**WHAT THE EXERCISE ASKS**
Your task is to output all the records below, word for word.
%%
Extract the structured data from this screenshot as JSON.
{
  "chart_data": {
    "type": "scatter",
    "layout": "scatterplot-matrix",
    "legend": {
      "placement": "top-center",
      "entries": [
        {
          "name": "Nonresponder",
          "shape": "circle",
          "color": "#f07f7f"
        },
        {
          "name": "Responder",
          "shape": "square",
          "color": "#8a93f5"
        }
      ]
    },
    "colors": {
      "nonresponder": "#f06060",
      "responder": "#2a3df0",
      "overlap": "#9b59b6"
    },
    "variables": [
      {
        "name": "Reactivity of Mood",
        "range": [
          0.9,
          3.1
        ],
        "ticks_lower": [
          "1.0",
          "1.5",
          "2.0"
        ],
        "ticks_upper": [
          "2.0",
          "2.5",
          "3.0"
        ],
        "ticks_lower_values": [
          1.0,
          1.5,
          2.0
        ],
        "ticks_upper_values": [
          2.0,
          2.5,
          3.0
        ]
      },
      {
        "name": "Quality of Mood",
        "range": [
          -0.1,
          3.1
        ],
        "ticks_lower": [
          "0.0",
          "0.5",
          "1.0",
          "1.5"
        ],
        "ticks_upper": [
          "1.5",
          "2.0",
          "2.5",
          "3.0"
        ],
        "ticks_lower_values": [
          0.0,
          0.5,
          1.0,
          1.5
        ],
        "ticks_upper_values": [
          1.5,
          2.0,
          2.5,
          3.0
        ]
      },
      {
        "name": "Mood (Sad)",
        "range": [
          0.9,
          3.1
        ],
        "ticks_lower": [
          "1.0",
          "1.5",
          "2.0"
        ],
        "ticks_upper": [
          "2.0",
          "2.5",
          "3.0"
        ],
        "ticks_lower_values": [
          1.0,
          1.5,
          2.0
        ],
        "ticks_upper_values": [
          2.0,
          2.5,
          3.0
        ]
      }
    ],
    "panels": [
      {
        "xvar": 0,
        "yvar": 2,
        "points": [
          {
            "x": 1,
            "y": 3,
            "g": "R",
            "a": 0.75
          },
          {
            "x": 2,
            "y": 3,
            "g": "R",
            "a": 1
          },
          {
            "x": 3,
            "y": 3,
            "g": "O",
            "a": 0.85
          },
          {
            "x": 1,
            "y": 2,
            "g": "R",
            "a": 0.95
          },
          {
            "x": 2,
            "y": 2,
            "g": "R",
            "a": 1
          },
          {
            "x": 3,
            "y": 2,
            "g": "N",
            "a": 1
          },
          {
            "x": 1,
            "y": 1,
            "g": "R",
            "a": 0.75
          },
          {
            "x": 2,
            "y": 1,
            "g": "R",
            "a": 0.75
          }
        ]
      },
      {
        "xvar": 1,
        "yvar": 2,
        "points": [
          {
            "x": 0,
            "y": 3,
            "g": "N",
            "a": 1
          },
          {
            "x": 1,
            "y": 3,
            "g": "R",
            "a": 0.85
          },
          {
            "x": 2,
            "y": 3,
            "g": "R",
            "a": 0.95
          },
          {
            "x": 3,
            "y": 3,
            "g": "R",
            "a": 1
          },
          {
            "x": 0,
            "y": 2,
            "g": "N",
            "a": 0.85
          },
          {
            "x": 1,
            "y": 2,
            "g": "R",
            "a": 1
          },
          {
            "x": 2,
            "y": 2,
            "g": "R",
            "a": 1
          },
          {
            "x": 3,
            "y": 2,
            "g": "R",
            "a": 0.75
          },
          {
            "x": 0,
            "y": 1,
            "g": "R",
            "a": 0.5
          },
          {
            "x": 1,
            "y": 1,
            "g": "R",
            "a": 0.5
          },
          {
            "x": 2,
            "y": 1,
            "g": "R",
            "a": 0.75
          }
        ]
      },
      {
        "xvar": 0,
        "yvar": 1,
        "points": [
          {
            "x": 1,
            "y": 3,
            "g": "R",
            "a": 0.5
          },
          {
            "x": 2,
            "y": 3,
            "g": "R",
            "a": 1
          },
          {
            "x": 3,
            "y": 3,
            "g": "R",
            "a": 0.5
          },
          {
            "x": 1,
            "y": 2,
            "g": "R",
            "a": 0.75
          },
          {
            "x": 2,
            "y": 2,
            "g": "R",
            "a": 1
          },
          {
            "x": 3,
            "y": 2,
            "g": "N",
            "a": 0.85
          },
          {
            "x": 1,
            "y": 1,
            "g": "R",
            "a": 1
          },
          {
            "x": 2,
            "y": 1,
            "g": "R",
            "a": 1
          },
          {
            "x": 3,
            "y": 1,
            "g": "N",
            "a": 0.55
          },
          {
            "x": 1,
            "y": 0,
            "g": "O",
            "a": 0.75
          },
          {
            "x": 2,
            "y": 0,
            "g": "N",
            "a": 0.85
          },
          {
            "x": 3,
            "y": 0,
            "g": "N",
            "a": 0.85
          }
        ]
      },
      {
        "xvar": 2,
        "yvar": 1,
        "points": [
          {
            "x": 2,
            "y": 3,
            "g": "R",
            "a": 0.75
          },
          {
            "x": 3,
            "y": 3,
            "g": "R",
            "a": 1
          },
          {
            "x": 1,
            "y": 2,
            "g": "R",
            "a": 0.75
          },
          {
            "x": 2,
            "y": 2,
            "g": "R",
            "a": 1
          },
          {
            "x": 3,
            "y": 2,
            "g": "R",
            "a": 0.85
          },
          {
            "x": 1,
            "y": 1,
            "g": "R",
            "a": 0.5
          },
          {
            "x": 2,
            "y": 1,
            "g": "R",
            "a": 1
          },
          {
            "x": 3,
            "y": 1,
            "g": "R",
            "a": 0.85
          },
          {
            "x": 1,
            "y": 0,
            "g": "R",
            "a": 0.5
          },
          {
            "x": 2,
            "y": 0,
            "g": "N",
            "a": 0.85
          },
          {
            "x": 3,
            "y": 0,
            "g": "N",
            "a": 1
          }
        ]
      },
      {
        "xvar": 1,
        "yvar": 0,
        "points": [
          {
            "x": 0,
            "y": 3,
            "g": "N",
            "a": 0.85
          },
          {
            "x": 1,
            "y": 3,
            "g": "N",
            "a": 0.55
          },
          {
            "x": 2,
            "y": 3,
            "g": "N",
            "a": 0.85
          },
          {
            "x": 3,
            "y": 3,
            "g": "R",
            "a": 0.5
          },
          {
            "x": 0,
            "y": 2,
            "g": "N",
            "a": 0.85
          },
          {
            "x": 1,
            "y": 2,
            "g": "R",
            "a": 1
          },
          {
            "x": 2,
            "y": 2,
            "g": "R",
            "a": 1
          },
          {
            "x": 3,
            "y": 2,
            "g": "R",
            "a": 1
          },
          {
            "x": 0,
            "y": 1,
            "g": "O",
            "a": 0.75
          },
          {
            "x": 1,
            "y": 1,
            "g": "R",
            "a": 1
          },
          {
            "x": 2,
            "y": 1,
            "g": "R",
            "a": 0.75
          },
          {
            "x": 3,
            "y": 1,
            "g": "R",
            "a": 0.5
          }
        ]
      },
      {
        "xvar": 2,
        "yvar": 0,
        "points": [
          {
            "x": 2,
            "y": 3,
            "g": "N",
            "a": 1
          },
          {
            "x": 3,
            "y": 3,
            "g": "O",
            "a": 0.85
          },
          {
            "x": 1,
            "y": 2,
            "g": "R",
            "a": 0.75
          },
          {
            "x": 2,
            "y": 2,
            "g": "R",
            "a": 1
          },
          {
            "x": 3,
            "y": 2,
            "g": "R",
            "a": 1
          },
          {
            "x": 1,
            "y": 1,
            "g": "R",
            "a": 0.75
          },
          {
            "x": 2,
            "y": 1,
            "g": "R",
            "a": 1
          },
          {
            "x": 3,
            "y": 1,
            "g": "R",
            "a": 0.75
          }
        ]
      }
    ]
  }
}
%%
**FINAL RESULT**
Extract the structured data from this screenshot as JSON.
{
  "chart_data": {
    "type": "scatter",
    "layout": "scatterplot-matrix",
    "legend": {
      "placement": "top-center",
      "entries": [
        {
          "name": "Nonresponder",
          "shape": "circle",
          "color": "#f07f7f"
        },
        {
          "name": "Responder",
          "shape": "square",
          "color": "#8a93f5"
        }
      ]
    },
    "colors": {
      "nonresponder": "#f06060",
      "responder": "#2a3df0",
      "overlap": "#9b59b6"
    },
    "variables": [
      {
        "name": "Reactivity of Mood",
        "range": [
          0.9,
          3.1
        ],
        "ticks_lower": [
          "1.0",
          "1.5",
          "2.0"
        ],
        "ticks_upper": [
          "2.0",
          "2.5",
          "3.0"
        ],
        "ticks_lower_values": [
          1.0,
          1.5,
          2.0
        ],
        "ticks_upper_values": [
          2.0,
          2.5,
          3.0
        ]
      },
      {
        "name": "Quality of Mood",
        "range": [
          -0.1,
          3.1
        ],
        "ticks_lower": [
          "0.0",
          "0.5",
          "1.0",
          "1.5"
        ],
        "ticks_upper": [
          "1.5",
          "2.0",
          "2.5",
          "3.0"
        ],
        "ticks_lower_values": [
          0.0,
          0.5,
          1.0,
          1.5
        ],
        "ticks_upper_values": [
          1.5,
          2.0,
          2.5,
          3.0
        ]
      },
      {
        "name": "Mood (Sad)",
        "range": [
          0.9,
          3.1
        ],
        "ticks_lower": [
          "1.0",
          "1.5",
          "2.0"
        ],
        "ticks_upper": [
          "2.0",
          "2.5",
          "3.0"
        ],
        "ticks_lower_values": [
          1.0,
          1.5,
          2.0
        ],
        "ticks_upper_values": [
          2.0,
          2.5,
          3.0
        ]
      }
    ],
    "panels": [
      {
        "xvar": 0,
        "yvar": 2,
        "points": [
          {
            "x": 1,
            "y": 3,
            "g": "R",
            "a": 0.75
          },
          {
            "x": 2,
            "y": 3,
            "g": "R",
            "a": 1
          },
          {
            "x": 3,
            "y": 3,
            "g": "O",
            "a": 0.85
          },
          {
            "x": 1,
            "y": 2,
            "g": "R",
            "a": 0.95
          },
          {
            "x": 2,
            "y": 2,
            "g": "R",
            "a": 1
          },
          {
            "x": 3,
            "y": 2,
            "g": "N",
            "a": 1
          },
          {
            "x": 1,
            "y": 1,
            "g": "R",
            "a": 0.75
          },
          {
            "x": 2,
            "y": 1,
            "g": "R",
            "a": 0.75
          }
        ]
      },
      {
        "xvar": 1,
        "yvar": 2,
        "points": [
          {
            "x": 0,
            "y": 3,
            "g": "N",
            "a": 1
          },
          {
            "x": 1,
            "y": 3,
            "g": "R",
            "a": 0.85
          },
          {
            "x": 2,
            "y": 3,
            "g": "R",
            "a": 0.95
          },
          {
            "x": 3,
            "y": 3,
            "g": "R",
            "a": 1
          },
          {
            "x": 0,
            "y": 2,
            "g": "N",
            "a": 0.85
          },
          {
            "x": 1,
            "y": 2,
            "g": "R",
            "a": 1
          },
          {
            "x": 2,
            "y": 2,
            "g": "R",
            "a": 1
          },
          {
            "x": 3,
            "y": 2,
            "g": "R",
            "a": 0.75
          },
          {
            "x": 0,
            "y": 1,
            "g": "R",
            "a": 0.5
          },
          {
            "x": 1,
            "y": 1,
            "g": "R",
            "a": 0.5
          },
          {
            "x": 2,
            "y": 1,
            "g": "R",
            "a": 0.75
          }
        ]
      },
      {
        "xvar": 0,
        "yvar": 1,
        "points": [
          {
            "x": 1,
            "y": 3,
            "g": "R",
            "a": 0.5
          },
          {
            "x": 2,
            "y": 3,
            "g": "R",
            "a": 1
          },
          {
            "x": 3,
            "y": 3,
            "g": "R",
            "a": 0.5
          },
          {
            "x": 1,
            "y": 2,
            "g": "R",
            "a": 0.75
          },
          {
            "x": 2,
            "y": 2,
            "g": "R",
            "a": 1
          },
          {
            "x": 3,
            "y": 2,
            "g": "N",
            "a": 0.85
          },
          {
            "x": 1,
            "y": 1,
            "g": "R",
            "a": 1
          },
          {
            "x": 2,
            "y": 1,
            "g": "R",
            "a": 1
          },
          {
            "x": 3,
            "y": 1,
            "g": "N",
            "a": 0.55
          },
          {
            "x": 1,
            "y": 0,
            "g": "O",
            "a": 0.75
          },
          {
            "x": 2,
            "y": 0,
            "g": "N",
            "a": 0.85
          },
          {
            "x": 3,
            "y": 0,
            "g": "N",
            "a": 0.85
          }
        ]
      },
      {
        "xvar": 2,
        "yvar": 1,
        "points": [
          {
            "x": 2,
            "y": 3,
            "g": "R",
            "a": 0.75
          },
          {
            "x": 3,
            "y": 3,
            "g": "R",
            "a": 1
          },
          {
            "x": 1,
            "y": 2,
            "g": "R",
            "a": 0.75
          },
          {
            "x": 2,
            "y": 2,
            "g": "R",
            "a": 1
          },
          {
            "x": 3,
            "y": 2,
            "g": "R",
            "a": 0.85
          },
          {
            "x": 1,
            "y": 1,
            "g": "R",
            "a": 0.5
          },
          {
            "x": 2,
            "y": 1,
            "g": "R",
            "a": 1
          },
          {
            "x": 3,
            "y": 1,
            "g": "R",
            "a": 0.85
          },
          {
            "x": 1,
            "y": 0,
            "g": "R",
            "a": 0.5
          },
          {
            "x": 2,
            "y": 0,
            "g": "N",
            "a": 0.85
          },
          {
            "x": 3,
            "y": 0,
            "g": "N",
            "a": 1
          }
        ]
      },
      {
        "xvar": 1,
        "yvar": 0,
        "points": [
          {
            "x": 0,
            "y": 3,
            "g": "N",
            "a": 0.85
          },
          {
            "x": 1,
            "y": 3,
            "g": "N",
            "a": 0.55
          },
          {
            "x": 2,
            "y": 3,
            "g": "N",
            "a": 0.85
          },
          {
            "x": 3,
            "y": 3,
            "g": "R",
            "a": 0.5
          },
          {
            "x": 0,
            "y": 2,
            "g": "N",
            "a": 0.85
          },
          {
            "x": 1,
            "y": 2,
            "g": "R",
            "a": 1
          },
          {
            "x": 2,
            "y": 2,
            "g": "R",
            "a": 1
          },
          {
            "x": 3,
            "y": 2,
            "g": "R",
            "a": 1
          },
          {
            "x": 0,
            "y": 1,
            "g": "O",
            "a": 0.75
          },
          {
            "x": 1,
            "y": 1,
            "g": "R",
            "a": 1
          },
          {
            "x": 2,
            "y": 1,
            "g": "R",
            "a": 0.75
          },
          {
            "x": 3,
            "y": 1,
            "g": "R",
            "a": 0.5
          }
        ]
      },
      {
        "xvar": 2,
        "yvar": 0,
        "points": [
          {
            "x": 2,
            "y": 3,
            "g": "N",
            "a": 1
          },
          {
            "x": 3,
            "y": 3,
            "g": "O",
            "a": 0.85
          },
          {
            "x": 1,
            "y": 2,
            "g": "R",
            "a": 0.75
          },
          {
            "x": 2,
            "y": 2,
            "g": "R",
            "a": 1
          },
          {
            "x": 3,
            "y": 2,
            "g": "R",
            "a": 1
          },
          {
            "x": 1,
            "y": 1,
            "g": "R",
            "a": 0.75
          },
          {
            "x": 2,
            "y": 1,
            "g": "R",
            "a": 1
          },
          {
            "x": 3,
            "y": 1,
            "g": "R",
            "a": 0.75
          }
        ]
      }
    ]
  }
}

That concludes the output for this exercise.